_Directive_: Show each line that has the string "difference" in it.

-- Start Supplied entries --

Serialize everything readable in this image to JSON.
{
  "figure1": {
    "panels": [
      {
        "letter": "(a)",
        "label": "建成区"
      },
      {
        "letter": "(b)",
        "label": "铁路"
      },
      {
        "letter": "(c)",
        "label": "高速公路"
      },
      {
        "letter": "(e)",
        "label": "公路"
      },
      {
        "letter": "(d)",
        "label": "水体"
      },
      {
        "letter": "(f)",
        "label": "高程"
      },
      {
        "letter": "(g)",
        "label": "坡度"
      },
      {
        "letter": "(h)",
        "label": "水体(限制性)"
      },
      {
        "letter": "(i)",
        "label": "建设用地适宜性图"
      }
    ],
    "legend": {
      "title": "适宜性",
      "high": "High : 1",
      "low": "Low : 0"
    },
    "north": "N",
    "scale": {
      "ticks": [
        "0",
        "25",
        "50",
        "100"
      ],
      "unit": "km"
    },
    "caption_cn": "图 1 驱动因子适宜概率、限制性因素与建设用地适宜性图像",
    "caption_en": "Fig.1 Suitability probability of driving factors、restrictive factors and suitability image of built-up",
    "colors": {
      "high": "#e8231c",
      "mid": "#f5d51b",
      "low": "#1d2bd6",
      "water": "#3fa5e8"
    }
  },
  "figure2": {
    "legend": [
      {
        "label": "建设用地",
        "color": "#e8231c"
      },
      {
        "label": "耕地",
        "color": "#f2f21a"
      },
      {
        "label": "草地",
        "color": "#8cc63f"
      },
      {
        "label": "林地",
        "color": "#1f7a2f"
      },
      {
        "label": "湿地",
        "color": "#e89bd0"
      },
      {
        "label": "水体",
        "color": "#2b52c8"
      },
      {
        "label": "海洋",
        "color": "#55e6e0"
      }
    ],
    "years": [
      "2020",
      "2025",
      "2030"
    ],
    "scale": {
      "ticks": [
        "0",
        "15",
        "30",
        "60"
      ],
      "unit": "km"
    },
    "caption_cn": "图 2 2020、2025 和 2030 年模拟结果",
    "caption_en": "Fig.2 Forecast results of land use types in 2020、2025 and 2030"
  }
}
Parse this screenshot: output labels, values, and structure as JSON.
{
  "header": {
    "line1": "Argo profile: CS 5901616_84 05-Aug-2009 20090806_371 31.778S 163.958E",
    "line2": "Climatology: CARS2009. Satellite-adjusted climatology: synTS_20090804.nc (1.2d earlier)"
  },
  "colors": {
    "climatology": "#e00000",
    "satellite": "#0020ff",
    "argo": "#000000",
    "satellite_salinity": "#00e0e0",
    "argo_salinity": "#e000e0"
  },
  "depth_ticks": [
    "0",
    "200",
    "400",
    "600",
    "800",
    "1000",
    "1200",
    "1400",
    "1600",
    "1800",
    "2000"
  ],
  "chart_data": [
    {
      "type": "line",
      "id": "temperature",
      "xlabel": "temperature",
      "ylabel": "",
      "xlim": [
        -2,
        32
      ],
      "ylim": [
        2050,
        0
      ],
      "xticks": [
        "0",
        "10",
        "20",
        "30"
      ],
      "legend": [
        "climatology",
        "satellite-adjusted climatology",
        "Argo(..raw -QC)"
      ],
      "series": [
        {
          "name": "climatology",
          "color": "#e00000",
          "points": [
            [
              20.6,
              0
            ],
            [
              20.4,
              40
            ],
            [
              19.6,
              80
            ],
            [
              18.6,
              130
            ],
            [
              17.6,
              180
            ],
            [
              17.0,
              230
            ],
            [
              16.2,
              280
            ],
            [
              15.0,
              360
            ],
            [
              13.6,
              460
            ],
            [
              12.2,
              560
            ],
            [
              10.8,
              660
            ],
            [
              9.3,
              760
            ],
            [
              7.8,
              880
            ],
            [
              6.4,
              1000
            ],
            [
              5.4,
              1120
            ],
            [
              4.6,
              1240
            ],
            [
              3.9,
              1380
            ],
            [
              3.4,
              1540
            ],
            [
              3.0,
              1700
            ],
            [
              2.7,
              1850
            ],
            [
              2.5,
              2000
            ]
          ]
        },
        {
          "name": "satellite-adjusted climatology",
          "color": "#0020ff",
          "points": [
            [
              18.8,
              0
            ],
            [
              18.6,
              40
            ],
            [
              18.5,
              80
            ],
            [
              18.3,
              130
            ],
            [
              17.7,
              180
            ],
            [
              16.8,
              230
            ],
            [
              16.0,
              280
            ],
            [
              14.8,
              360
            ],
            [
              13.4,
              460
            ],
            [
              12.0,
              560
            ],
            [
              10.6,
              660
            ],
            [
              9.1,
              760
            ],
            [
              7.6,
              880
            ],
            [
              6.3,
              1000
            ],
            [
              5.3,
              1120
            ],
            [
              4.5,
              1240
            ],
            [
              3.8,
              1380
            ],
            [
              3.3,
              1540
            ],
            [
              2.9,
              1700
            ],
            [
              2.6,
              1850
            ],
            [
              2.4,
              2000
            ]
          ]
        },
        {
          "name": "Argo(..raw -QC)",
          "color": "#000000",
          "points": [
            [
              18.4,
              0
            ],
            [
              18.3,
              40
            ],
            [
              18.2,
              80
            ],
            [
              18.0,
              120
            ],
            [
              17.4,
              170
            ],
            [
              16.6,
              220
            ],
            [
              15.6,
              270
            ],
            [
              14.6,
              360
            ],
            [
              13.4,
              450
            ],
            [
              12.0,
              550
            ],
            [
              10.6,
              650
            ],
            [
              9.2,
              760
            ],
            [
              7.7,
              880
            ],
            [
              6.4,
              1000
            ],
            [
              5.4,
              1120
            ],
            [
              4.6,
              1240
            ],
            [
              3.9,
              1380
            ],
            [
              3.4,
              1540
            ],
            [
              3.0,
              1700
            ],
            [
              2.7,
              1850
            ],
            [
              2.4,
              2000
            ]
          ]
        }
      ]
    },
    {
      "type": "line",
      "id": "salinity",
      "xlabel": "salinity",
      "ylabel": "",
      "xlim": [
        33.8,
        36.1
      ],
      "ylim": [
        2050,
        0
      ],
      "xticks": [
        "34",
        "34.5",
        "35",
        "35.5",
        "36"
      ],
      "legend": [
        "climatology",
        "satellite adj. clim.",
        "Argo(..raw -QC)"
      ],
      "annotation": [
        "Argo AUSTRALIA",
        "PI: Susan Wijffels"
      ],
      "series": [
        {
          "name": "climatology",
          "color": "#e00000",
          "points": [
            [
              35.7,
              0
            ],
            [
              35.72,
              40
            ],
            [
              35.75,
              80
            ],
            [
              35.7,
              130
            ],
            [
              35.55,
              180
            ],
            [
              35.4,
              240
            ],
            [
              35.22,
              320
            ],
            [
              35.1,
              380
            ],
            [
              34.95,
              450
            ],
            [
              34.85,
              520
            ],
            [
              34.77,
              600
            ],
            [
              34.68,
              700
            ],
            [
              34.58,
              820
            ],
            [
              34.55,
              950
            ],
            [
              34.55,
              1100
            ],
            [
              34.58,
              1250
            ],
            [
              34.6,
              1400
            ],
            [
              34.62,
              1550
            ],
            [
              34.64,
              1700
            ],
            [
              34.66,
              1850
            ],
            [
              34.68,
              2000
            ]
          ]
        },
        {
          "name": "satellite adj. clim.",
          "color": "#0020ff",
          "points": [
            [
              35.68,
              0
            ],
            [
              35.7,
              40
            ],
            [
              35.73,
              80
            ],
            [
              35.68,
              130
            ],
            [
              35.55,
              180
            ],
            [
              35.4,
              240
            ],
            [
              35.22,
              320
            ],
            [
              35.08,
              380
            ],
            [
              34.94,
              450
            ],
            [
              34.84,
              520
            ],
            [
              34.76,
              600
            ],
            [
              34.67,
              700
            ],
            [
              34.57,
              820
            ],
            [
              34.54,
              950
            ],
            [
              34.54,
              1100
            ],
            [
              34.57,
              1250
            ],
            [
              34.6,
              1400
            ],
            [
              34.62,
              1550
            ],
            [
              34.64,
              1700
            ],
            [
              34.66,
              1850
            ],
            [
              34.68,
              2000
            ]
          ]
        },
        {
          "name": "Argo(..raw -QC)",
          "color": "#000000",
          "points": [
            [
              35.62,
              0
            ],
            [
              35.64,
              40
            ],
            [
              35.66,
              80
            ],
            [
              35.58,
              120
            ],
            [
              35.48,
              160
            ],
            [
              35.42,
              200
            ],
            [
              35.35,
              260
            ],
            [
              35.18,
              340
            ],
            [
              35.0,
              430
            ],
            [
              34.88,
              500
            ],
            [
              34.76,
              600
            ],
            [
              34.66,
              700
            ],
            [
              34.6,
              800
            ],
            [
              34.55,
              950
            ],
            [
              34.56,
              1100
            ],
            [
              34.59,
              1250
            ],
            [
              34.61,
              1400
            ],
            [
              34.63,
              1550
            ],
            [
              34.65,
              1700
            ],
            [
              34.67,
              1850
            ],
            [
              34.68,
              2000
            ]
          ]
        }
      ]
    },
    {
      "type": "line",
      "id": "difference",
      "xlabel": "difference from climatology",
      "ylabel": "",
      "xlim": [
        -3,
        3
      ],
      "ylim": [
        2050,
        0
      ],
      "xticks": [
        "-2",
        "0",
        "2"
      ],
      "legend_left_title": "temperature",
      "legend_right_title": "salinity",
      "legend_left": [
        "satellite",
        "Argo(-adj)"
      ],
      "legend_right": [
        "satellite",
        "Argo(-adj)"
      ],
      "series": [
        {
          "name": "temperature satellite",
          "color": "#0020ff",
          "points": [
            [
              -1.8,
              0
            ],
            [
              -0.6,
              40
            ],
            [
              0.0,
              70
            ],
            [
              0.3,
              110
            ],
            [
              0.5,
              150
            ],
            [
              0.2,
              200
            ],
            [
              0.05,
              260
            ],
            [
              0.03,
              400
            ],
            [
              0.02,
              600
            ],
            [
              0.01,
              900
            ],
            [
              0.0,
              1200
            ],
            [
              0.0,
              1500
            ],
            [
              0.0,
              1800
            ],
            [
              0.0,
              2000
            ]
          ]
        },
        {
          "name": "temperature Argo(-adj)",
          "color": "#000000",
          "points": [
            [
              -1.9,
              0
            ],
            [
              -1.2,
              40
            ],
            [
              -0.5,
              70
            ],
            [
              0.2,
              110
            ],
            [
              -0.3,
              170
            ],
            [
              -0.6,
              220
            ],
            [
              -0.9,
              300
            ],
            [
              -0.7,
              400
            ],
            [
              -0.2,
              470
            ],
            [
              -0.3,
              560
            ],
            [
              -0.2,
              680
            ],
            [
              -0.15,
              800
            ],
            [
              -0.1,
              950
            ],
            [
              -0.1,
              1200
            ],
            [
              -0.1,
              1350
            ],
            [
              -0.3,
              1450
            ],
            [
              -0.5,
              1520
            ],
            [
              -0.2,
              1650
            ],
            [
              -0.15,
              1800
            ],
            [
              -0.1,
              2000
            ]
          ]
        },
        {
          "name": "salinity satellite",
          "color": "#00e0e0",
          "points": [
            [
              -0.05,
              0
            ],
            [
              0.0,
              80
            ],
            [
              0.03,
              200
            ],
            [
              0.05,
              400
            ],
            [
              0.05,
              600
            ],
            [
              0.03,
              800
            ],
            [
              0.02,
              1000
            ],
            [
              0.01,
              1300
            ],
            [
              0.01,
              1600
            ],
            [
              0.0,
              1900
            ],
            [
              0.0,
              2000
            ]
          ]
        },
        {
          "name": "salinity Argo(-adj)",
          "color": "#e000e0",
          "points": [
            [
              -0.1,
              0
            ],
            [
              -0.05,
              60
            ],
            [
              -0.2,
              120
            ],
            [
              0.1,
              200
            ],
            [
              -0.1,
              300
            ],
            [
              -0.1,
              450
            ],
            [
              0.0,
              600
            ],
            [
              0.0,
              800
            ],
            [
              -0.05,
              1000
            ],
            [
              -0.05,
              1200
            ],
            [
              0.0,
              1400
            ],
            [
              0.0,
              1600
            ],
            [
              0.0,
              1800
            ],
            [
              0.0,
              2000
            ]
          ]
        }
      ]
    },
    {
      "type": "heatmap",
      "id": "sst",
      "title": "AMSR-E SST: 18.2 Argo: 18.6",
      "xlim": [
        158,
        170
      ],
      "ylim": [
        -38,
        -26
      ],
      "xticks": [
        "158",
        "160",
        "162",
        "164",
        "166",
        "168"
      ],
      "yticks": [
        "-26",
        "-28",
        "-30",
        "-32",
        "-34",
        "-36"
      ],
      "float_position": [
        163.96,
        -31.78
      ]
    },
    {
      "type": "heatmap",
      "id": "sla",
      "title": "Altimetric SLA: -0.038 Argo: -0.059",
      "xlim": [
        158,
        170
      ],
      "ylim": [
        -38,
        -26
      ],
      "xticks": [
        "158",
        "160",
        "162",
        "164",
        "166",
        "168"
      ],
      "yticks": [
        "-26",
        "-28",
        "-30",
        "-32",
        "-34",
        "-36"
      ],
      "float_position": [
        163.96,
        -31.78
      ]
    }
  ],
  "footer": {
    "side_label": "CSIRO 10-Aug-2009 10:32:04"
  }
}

-- End Supplied entries --

_Result of this exercise_:
      "id": "difference",
      "xlabel": "difference from climatology",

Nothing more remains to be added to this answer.